● Short task
Lines holding the string "take" are the ones to copy; find them all in the data.

● Records for the exercise
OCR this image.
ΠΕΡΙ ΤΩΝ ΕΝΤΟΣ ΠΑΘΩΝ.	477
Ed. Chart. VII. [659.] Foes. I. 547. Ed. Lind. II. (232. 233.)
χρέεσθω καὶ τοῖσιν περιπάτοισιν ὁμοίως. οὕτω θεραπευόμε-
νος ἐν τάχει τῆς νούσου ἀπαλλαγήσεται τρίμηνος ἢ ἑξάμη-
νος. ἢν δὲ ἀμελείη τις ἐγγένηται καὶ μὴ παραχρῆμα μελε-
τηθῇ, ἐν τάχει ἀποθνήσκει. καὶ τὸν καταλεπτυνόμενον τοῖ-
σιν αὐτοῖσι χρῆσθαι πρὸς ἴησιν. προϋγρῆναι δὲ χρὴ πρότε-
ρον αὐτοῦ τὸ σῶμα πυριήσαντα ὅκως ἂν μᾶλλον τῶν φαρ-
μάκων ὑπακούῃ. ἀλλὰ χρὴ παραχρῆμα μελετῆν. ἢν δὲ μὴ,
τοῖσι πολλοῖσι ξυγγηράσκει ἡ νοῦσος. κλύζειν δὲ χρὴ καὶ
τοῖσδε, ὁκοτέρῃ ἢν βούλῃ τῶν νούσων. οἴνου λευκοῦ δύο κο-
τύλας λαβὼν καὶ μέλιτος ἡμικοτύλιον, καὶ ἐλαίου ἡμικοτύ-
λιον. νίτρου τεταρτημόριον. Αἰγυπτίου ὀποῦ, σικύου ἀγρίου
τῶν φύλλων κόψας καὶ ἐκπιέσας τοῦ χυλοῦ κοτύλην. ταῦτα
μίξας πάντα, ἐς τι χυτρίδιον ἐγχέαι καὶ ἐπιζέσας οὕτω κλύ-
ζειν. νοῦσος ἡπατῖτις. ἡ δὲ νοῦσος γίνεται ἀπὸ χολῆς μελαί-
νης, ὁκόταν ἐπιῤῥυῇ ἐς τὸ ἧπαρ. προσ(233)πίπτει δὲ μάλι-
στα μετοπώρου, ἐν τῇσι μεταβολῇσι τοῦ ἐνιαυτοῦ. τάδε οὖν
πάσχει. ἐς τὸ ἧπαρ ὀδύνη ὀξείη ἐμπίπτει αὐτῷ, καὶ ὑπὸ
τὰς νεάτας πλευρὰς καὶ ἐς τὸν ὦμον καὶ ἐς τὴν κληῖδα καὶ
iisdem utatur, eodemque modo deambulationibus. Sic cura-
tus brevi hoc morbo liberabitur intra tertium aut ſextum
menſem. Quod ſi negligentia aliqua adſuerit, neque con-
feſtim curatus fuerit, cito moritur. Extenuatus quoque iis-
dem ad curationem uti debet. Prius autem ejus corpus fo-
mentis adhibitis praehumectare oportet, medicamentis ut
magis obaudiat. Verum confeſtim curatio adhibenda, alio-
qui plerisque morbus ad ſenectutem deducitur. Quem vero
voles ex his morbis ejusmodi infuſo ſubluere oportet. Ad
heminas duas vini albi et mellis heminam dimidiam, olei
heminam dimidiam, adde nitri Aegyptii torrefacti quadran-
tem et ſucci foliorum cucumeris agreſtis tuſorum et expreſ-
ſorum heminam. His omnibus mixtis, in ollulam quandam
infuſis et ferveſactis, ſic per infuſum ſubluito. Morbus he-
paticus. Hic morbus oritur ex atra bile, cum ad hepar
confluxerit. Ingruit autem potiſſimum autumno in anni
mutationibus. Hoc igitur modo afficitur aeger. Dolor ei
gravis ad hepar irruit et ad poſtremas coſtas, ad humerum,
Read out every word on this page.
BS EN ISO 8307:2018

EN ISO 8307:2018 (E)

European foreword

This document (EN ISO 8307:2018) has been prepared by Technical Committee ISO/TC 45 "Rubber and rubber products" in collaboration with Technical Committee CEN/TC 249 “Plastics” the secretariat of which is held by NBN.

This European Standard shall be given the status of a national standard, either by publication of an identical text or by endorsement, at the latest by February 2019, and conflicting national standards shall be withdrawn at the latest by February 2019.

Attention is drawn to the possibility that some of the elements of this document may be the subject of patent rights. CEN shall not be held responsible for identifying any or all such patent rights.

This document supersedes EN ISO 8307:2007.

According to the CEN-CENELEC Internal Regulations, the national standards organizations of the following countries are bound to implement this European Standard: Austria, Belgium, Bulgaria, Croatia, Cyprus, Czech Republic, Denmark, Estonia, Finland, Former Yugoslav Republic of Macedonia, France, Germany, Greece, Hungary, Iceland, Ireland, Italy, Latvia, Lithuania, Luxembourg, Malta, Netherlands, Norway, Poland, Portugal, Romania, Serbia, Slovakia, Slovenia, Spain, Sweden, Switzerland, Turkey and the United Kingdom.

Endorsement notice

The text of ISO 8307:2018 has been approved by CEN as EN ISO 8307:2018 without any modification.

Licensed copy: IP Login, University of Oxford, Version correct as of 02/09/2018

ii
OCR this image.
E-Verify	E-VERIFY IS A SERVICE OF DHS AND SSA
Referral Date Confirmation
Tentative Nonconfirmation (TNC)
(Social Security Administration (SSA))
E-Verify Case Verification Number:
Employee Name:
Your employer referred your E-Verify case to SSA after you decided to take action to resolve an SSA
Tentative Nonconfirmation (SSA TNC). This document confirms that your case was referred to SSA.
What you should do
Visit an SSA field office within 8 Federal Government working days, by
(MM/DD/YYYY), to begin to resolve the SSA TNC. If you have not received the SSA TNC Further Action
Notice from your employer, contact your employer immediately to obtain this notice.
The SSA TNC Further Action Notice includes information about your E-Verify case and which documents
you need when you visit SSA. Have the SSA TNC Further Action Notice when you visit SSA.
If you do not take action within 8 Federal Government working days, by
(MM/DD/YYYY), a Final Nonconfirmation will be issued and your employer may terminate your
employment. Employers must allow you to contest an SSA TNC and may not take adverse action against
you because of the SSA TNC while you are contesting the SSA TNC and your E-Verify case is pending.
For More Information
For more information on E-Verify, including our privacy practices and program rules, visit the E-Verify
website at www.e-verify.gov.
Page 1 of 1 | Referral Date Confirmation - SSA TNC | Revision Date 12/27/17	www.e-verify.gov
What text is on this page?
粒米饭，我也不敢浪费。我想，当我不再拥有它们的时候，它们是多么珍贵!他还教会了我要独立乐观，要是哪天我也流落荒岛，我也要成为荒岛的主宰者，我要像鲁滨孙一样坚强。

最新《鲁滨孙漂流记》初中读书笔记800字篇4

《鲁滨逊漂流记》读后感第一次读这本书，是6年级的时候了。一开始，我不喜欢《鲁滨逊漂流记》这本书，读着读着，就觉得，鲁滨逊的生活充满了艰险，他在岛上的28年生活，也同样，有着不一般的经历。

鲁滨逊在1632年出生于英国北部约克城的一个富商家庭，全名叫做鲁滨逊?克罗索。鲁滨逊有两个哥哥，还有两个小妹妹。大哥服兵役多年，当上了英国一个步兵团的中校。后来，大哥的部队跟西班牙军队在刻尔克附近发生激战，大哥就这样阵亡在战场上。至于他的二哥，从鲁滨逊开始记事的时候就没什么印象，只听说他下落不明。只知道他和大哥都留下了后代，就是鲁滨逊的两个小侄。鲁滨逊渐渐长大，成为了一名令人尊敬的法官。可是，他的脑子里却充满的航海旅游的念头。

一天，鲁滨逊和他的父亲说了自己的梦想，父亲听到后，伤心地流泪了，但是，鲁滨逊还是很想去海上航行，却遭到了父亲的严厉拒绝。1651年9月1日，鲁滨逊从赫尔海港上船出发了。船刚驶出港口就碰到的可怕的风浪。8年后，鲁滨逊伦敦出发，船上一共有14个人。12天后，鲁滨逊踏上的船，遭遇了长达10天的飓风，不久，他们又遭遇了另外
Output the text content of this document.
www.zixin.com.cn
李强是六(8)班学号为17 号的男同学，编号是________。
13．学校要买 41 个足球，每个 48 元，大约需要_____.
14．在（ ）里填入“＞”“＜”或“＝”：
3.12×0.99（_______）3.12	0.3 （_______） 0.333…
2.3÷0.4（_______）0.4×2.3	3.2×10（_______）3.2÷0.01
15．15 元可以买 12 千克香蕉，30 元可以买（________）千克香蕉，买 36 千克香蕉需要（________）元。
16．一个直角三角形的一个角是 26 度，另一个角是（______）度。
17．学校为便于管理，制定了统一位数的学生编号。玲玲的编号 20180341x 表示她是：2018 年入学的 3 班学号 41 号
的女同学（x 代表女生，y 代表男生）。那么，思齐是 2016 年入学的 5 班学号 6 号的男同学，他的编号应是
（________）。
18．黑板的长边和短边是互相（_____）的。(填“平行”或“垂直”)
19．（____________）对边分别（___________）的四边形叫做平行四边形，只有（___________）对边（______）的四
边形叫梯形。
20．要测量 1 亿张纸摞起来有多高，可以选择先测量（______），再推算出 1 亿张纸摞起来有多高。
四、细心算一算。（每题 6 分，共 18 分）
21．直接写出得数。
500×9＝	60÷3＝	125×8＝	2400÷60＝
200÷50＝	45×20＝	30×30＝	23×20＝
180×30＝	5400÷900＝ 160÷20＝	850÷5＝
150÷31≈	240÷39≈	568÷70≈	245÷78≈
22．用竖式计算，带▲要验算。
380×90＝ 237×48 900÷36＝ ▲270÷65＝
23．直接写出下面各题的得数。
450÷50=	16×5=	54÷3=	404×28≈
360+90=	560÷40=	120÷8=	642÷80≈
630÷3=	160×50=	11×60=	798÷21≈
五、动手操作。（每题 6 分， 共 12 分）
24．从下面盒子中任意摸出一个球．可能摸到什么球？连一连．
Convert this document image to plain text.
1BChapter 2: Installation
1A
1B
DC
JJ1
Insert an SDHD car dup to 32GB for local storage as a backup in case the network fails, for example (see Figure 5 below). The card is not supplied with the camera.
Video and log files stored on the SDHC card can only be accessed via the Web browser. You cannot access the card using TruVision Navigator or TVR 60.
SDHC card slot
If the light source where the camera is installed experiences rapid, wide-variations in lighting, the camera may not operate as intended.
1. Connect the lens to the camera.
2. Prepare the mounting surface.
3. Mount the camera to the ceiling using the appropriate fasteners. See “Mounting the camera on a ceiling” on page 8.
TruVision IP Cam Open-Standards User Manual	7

● Reply
Your employer referred your E-Verify case to SSA after you decided to take action to resolve an SSA
If you do not take action within 8 Federal Government working days, by
employment. Employers must allow you to contest an SSA TNC and may not take adverse action against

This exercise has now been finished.